What to produce
Output, with no changes, the span of lines that opens with the line containing "Convert this document image to plain text." and closes with the last line.

Exercise material
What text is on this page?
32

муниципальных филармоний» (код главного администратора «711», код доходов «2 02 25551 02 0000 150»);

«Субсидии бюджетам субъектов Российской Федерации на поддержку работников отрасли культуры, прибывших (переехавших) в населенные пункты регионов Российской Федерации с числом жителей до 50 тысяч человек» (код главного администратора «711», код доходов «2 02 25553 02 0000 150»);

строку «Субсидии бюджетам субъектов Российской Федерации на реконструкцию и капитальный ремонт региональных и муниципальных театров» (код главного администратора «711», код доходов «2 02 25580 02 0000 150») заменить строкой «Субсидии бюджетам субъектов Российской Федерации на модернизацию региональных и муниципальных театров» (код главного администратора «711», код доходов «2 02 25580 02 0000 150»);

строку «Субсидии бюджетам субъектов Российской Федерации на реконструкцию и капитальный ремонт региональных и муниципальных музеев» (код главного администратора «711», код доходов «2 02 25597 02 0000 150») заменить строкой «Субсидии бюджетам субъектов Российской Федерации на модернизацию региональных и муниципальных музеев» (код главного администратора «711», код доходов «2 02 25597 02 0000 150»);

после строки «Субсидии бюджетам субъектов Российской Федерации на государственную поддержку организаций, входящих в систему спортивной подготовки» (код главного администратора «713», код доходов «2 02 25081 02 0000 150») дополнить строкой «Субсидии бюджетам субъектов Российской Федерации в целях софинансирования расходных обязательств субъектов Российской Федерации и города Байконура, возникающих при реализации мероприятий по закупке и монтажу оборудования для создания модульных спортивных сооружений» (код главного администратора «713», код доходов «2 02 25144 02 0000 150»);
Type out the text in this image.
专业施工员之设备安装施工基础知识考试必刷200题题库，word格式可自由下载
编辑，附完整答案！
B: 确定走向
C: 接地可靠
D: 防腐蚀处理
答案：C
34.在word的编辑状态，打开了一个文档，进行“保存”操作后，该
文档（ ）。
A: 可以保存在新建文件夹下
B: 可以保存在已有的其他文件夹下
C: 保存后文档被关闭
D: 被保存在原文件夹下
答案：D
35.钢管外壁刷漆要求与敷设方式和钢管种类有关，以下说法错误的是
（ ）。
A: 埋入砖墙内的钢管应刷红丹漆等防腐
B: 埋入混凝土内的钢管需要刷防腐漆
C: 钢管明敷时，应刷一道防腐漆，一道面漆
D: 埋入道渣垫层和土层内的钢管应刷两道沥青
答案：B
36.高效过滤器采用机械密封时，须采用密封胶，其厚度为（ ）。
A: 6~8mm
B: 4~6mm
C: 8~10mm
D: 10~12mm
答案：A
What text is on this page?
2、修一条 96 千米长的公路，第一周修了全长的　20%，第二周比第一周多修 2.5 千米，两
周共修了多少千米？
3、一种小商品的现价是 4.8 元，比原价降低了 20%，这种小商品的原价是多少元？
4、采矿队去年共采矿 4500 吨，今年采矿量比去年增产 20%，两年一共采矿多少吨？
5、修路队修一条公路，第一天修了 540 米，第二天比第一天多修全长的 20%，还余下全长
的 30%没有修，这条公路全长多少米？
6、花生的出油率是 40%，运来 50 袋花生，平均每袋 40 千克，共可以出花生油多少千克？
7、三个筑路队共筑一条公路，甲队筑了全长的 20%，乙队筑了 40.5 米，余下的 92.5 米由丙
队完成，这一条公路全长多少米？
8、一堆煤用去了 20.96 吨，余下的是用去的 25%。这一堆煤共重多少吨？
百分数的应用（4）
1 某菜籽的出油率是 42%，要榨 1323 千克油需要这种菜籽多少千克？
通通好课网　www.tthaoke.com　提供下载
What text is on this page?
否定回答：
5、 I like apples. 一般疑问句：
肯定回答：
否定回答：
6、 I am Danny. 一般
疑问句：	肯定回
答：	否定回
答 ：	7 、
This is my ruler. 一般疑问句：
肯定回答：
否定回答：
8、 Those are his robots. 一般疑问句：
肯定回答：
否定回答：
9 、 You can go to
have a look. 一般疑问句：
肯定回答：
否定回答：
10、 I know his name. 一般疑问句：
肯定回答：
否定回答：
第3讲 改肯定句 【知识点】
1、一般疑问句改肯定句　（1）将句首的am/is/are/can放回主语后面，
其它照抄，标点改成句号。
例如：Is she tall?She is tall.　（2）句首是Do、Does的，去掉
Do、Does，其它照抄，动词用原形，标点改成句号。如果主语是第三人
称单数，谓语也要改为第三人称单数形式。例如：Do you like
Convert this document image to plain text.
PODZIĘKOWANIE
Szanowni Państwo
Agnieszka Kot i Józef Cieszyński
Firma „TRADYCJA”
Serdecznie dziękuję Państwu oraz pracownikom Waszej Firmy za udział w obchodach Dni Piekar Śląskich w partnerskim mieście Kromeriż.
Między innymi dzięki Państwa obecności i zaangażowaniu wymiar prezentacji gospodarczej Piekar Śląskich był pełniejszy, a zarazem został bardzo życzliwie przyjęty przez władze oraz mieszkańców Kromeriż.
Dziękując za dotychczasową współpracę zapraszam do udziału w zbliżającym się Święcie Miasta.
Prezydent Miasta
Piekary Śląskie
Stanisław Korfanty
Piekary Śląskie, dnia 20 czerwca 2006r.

Full response
Convert this document image to plain text.
PODZIĘKOWANIE
Szanowni Państwo
Agnieszka Kot i Józef Cieszyński
Firma „TRADYCJA”
Serdecznie dziękuję Państwu oraz pracownikom Waszej Firmy za udział w obchodach Dni Piekar Śląskich w partnerskim mieście Kromeriż.
Między innymi dzięki Państwa obecności i zaangażowaniu wymiar prezentacji gospodarczej Piekar Śląskich był pełniejszy, a zarazem został bardzo życzliwie przyjęty przez władze oraz mieszkańców Kromeriż.
Dziękując za dotychczasową współpracę zapraszam do udziału w zbliżającym się Święcie Miasta.
Prezydent Miasta
Piekary Śląskie
Stanisław Korfanty
Piekary Śląskie, dnia 20 czerwca 2006r.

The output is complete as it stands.